- Work to do -
Lines that contain the string "document" are to be copied; leave out all others.

================================

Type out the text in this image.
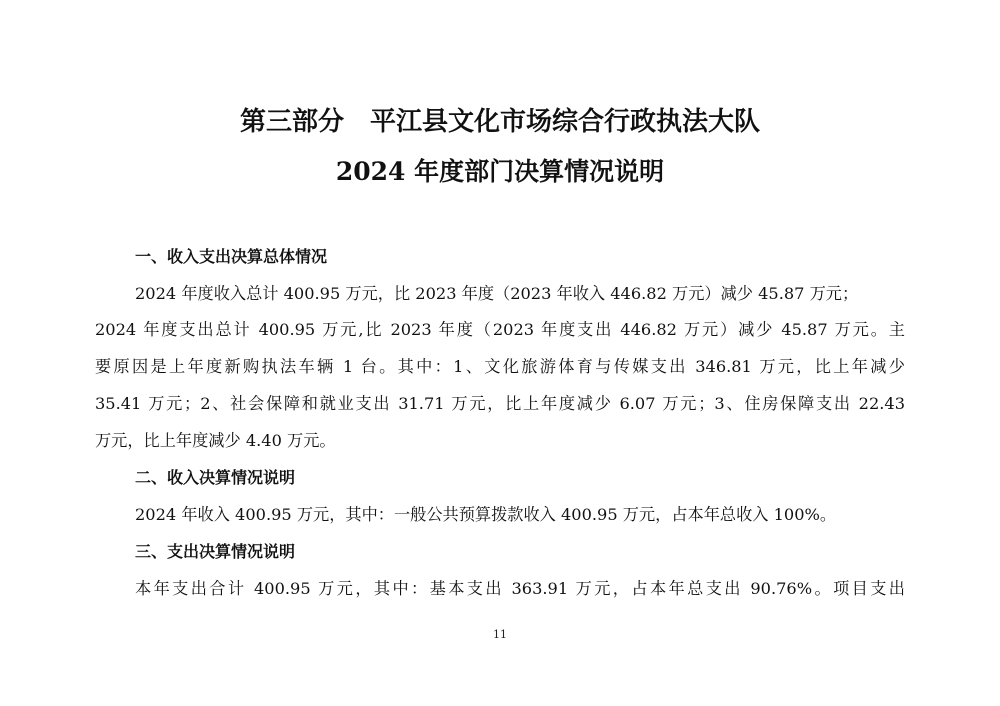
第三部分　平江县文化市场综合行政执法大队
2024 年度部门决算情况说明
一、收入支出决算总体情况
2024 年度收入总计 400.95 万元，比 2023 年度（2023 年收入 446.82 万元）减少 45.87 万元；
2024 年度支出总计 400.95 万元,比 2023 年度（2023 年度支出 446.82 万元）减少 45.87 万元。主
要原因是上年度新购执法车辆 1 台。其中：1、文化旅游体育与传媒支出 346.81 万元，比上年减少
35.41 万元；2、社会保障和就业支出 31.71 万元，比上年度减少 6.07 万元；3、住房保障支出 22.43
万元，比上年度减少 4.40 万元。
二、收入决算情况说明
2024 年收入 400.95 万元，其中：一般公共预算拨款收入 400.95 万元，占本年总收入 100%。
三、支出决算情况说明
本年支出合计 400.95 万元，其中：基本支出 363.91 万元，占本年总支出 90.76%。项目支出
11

================================

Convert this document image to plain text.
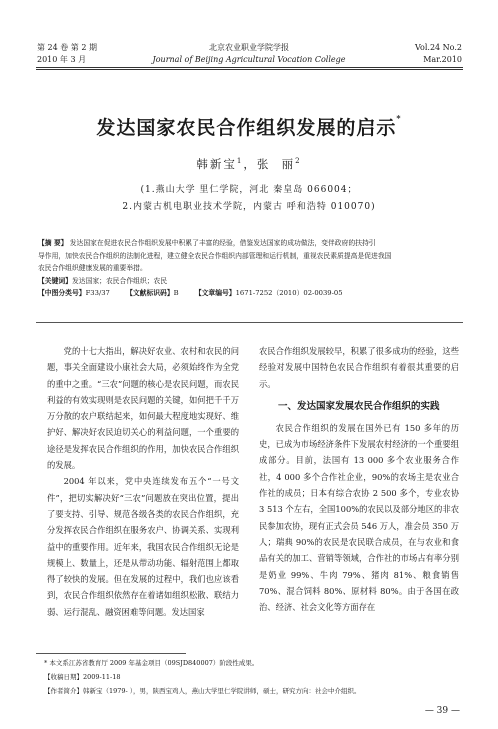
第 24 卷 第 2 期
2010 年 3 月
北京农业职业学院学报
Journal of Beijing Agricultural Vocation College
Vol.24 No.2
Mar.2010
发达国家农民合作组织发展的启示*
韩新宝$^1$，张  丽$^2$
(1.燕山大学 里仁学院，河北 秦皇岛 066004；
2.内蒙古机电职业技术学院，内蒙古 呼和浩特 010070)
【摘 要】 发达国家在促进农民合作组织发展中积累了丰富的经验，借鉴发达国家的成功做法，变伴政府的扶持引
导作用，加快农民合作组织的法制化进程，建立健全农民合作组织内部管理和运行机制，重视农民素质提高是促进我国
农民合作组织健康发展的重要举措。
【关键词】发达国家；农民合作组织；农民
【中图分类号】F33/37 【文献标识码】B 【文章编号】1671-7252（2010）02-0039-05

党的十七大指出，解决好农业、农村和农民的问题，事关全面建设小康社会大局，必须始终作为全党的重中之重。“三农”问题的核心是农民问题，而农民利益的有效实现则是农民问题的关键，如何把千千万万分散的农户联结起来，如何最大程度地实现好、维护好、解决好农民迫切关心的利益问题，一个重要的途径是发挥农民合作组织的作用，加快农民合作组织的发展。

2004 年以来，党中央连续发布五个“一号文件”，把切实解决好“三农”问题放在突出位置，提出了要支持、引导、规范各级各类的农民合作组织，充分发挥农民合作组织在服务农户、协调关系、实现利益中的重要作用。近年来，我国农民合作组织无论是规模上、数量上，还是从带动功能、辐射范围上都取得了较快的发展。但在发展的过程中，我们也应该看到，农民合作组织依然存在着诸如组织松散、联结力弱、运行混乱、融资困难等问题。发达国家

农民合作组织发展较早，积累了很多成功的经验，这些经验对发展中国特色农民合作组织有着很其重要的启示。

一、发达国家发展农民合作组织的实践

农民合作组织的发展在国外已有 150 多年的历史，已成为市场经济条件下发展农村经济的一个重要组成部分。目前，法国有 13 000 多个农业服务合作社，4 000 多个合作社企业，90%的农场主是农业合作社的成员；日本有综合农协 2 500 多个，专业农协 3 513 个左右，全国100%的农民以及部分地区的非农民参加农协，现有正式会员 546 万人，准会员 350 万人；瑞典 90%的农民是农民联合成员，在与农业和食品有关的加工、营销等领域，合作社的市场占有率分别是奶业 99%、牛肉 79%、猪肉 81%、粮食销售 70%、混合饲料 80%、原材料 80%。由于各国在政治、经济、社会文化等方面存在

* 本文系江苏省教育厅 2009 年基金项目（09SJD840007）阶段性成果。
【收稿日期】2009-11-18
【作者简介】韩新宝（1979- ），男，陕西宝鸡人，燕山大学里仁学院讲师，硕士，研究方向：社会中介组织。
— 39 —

================================

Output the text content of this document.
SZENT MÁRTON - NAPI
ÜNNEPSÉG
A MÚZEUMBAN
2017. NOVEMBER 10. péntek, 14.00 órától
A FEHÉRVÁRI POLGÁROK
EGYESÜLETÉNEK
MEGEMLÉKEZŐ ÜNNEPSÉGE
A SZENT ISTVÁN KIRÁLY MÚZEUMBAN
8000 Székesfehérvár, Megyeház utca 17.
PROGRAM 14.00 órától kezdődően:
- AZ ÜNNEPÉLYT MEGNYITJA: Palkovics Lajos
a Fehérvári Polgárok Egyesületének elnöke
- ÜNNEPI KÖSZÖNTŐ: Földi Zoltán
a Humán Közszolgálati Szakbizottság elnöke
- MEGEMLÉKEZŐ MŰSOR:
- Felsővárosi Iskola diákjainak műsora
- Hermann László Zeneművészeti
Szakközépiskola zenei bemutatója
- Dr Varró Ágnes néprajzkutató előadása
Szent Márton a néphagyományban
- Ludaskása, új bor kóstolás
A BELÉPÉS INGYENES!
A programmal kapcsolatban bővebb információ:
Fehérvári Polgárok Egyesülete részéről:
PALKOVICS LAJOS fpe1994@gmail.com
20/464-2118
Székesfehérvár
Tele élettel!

================================

- Reply -
Convert this document image to plain text.
Output the text content of this document.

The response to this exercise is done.